Task goal |
All of the listing below must be repeated word for word. Pictures are the only thing to omit.

Data to process |
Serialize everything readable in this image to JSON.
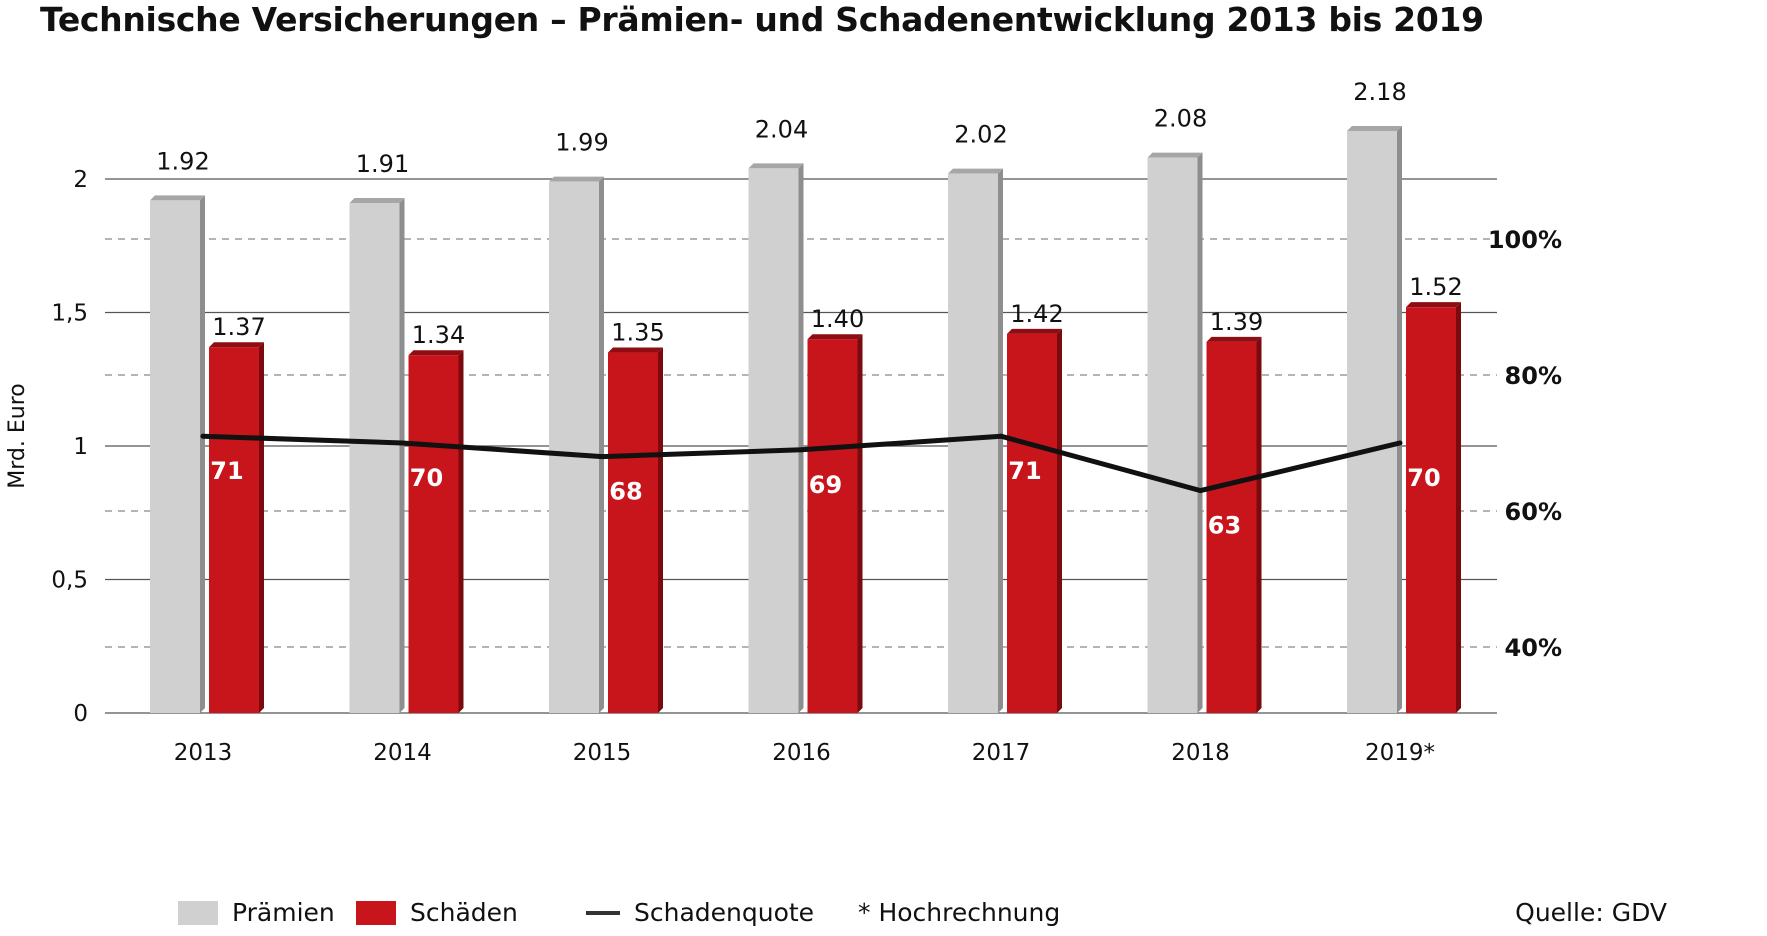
{
  "title": "Technische Versicherungen – Prämien- und Schadenentwicklung 2013 bis 2019",
  "source": "Quelle: GDV",
  "legend": {
    "premiums": "Prämien",
    "claims": "Schäden",
    "ratio": "Schadenquote",
    "note": "* Hochrechnung"
  },
  "colors": {
    "premiums": "#d0d0d0",
    "claims": "#c8141b",
    "ratio": "#111111",
    "grid": "#555555"
  },
  "chart_data": {
    "type": "bar",
    "categories": [
      "2013",
      "2014",
      "2015",
      "2016",
      "2017",
      "2018",
      "2019*"
    ],
    "series": [
      {
        "name": "Prämien",
        "values": [
          1.92,
          1.91,
          1.99,
          2.04,
          2.02,
          2.08,
          2.18
        ]
      },
      {
        "name": "Schäden",
        "values": [
          1.37,
          1.34,
          1.35,
          1.4,
          1.42,
          1.39,
          1.52
        ]
      }
    ],
    "ratio_series": {
      "name": "Schadenquote",
      "type": "line",
      "axis": "right",
      "values": [
        71,
        70,
        68,
        69,
        71,
        63,
        70
      ]
    },
    "ylabel": "Mrd. Euro",
    "ylim": [
      0,
      2.25
    ],
    "y_ticks": [
      "0",
      "0,5",
      "1",
      "1,5",
      "2"
    ],
    "y_tick_values": [
      0,
      0.5,
      1,
      1.5,
      2
    ],
    "y2lim": [
      30,
      120
    ],
    "y2_ticks": [
      "40%",
      "60%",
      "80%",
      "100%"
    ],
    "y2_tick_values": [
      40,
      60,
      80,
      100
    ],
    "grid": true,
    "legend_position": "bottom"
  }
}
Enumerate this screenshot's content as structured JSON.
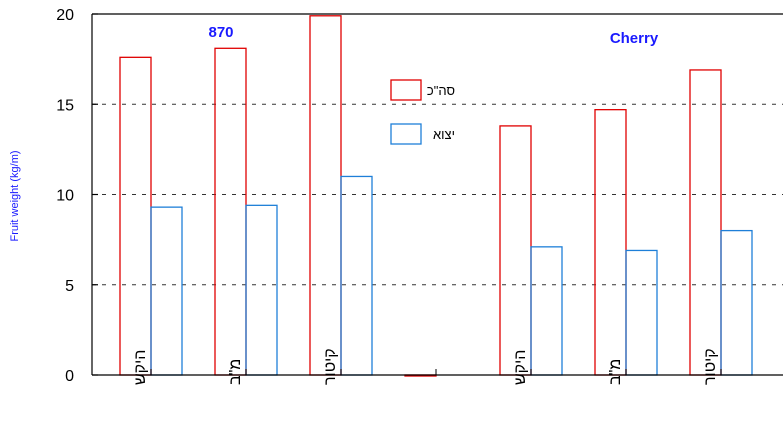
{
  "chart_data": {
    "type": "bar",
    "ylabel": "Fruit weight (kg/m)",
    "ylim": [
      0,
      20
    ],
    "yticks": [
      0,
      5,
      10,
      15,
      20
    ],
    "grid": "horizontal dashed at 15, 10, 5",
    "legend_placement": "top-center",
    "categories": [
      "היקש",
      "מ\"ב",
      "קיטור",
      "",
      "היקש",
      "מ\"ב",
      "קיטור"
    ],
    "series": [
      {
        "name": "סה\"כ",
        "color": "#e00000",
        "values": [
          17.6,
          18.1,
          19.9,
          0,
          13.8,
          14.7,
          16.9
        ]
      },
      {
        "name": "יצוא",
        "color": "#1e7fd8",
        "values": [
          9.3,
          9.4,
          11.0,
          null,
          7.1,
          6.9,
          8.0
        ]
      }
    ],
    "annotations": [
      {
        "text": "870",
        "group": "left"
      },
      {
        "text": "Cherry",
        "group": "right"
      }
    ]
  }
}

Reply |
Serialize everything readable in this image to JSON.
{
  "title": "Technische Versicherungen – Prämien- und Schadenentwicklung 2013 bis 2019",
  "source": "Quelle: GDV",
  "legend": {
    "premiums": "Prämien",
    "claims": "Schäden",
    "ratio": "Schadenquote",
    "note": "* Hochrechnung"
  },
  "colors": {
    "premiums": "#d0d0d0",
    "claims": "#c8141b",
    "ratio": "#111111",
    "grid": "#555555"
  },
  "chart_data": {
    "type": "bar",
    "categories": [
      "2013",
      "2014",
      "2015",
      "2016",
      "2017",
      "2018",
      "2019*"
    ],
    "series": [
      {
        "name": "Prämien",
        "values": [
          1.92,
          1.91,
          1.99,
          2.04,
          2.02,
          2.08,
          2.18
        ]
      },
      {
        "name": "Schäden",
        "values": [
          1.37,
          1.34,
          1.35,
          1.4,
          1.42,
          1.39,
          1.52
        ]
      }
    ],
    "ratio_series": {
      "name": "Schadenquote",
      "type": "line",
      "axis": "right",
      "values": [
        71,
        70,
        68,
        69,
        71,
        63,
        70
      ]
    },
    "ylabel": "Mrd. Euro",
    "ylim": [
      0,
      2.25
    ],
    "y_ticks": [
      "0",
      "0,5",
      "1",
      "1,5",
      "2"
    ],
    "y_tick_values": [
      0,
      0.5,
      1,
      1.5,
      2
    ],
    "y2lim": [
      30,
      120
    ],
    "y2_ticks": [
      "40%",
      "60%",
      "80%",
      "100%"
    ],
    "y2_tick_values": [
      40,
      60,
      80,
      100
    ],
    "grid": true,
    "legend_position": "bottom"
  }
}
Enumerate this screenshot's content as structured JSON.
{
  "chart_data": {
    "type": "bar",
    "ylabel": "Fruit weight (kg/m)",
    "ylim": [
      0,
      20
    ],
    "yticks": [
      0,
      5,
      10,
      15,
      20
    ],
    "grid": "horizontal dashed at 15, 10, 5",
    "legend_placement": "top-center",
    "categories": [
      "היקש",
      "מ\"ב",
      "קיטור",
      "",
      "היקש",
      "מ\"ב",
      "קיטור"
    ],
    "series": [
      {
        "name": "סה\"כ",
        "color": "#e00000",
        "values": [
          17.6,
          18.1,
          19.9,
          0,
          13.8,
          14.7,
          16.9
        ]
      },
      {
        "name": "יצוא",
        "color": "#1e7fd8",
        "values": [
          9.3,
          9.4,
          11.0,
          null,
          7.1,
          6.9,
          8.0
        ]
      }
    ],
    "annotations": [
      {
        "text": "870",
        "group": "left"
      },
      {
        "text": "Cherry",
        "group": "right"
      }
    ]
  }
}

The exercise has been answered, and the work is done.